Recorded data:
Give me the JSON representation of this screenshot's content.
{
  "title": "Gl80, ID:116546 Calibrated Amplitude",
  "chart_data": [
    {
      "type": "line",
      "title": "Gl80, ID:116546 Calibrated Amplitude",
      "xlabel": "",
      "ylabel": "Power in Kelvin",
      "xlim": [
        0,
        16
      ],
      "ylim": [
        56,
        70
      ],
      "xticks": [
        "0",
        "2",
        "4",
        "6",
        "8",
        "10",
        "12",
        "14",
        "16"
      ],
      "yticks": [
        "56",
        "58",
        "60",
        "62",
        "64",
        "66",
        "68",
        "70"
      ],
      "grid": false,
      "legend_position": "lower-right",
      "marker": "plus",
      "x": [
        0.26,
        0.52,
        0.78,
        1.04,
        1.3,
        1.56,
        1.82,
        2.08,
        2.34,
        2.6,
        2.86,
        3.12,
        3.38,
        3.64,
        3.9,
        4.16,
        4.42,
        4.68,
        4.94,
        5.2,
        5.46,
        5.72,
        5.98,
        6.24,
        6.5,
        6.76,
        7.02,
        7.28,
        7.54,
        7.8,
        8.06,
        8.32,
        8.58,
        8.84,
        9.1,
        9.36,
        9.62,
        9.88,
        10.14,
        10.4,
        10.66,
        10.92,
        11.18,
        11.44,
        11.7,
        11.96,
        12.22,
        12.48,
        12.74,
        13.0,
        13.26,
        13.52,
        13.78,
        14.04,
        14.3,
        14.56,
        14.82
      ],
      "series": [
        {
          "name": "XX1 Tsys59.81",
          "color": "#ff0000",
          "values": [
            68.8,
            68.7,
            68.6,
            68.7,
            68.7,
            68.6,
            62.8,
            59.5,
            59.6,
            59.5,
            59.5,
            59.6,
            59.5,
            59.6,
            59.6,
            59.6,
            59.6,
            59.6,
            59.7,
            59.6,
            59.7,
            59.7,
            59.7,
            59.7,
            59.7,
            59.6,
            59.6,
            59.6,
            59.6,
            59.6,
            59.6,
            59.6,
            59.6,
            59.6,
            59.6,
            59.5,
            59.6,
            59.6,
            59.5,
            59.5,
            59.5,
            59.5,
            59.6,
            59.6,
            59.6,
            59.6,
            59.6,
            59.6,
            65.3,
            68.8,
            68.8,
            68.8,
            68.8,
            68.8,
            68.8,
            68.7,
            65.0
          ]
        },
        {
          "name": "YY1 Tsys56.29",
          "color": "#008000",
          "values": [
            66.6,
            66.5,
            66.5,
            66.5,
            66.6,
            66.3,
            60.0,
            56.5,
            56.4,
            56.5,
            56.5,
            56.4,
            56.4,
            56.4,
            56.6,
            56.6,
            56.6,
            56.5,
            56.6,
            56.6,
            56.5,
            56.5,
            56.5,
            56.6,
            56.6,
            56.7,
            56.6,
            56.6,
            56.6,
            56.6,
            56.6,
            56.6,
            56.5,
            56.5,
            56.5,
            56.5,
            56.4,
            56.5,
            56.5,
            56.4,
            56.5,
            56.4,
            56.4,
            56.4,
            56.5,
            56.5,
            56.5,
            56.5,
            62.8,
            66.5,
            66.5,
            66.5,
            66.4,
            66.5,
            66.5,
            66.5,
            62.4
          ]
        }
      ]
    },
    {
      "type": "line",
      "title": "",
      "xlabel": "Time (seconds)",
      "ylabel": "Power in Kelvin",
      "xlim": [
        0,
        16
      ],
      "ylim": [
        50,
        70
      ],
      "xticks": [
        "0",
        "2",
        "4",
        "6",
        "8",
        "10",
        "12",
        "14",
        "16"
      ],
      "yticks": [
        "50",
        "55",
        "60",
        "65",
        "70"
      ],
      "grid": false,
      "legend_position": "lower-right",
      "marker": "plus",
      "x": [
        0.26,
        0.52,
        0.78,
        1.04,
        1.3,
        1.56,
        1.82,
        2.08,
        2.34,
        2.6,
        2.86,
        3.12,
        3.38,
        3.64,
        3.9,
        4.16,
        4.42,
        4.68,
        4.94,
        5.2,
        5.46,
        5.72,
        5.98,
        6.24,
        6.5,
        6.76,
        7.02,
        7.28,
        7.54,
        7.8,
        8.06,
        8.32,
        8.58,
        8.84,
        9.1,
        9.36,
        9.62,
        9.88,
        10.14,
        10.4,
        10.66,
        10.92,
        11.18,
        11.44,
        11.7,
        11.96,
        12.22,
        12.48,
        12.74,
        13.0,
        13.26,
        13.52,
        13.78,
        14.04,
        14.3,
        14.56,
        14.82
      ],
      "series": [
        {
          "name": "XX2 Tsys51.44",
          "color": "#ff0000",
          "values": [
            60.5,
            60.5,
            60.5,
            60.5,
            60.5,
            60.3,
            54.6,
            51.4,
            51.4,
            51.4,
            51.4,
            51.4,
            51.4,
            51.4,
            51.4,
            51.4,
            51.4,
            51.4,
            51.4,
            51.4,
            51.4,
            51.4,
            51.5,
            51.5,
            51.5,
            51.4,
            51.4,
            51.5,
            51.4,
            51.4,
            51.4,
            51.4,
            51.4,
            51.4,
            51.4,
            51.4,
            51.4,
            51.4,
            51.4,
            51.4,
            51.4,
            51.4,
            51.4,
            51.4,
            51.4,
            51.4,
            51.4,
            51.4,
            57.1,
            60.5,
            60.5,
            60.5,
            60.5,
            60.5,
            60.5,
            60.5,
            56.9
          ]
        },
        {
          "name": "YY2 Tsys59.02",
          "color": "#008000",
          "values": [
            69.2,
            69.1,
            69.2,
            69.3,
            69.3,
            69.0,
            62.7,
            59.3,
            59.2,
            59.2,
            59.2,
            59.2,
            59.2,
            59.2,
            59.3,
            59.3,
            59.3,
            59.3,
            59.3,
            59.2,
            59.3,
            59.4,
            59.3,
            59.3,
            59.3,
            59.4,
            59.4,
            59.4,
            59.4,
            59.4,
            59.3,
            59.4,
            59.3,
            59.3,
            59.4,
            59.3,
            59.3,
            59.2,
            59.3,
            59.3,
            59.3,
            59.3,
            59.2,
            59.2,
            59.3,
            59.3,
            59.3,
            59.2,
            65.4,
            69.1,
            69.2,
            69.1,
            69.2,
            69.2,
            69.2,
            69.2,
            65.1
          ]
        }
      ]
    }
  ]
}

To be done: Report only the number of lines that hold the word "Amplitude".

Result: 2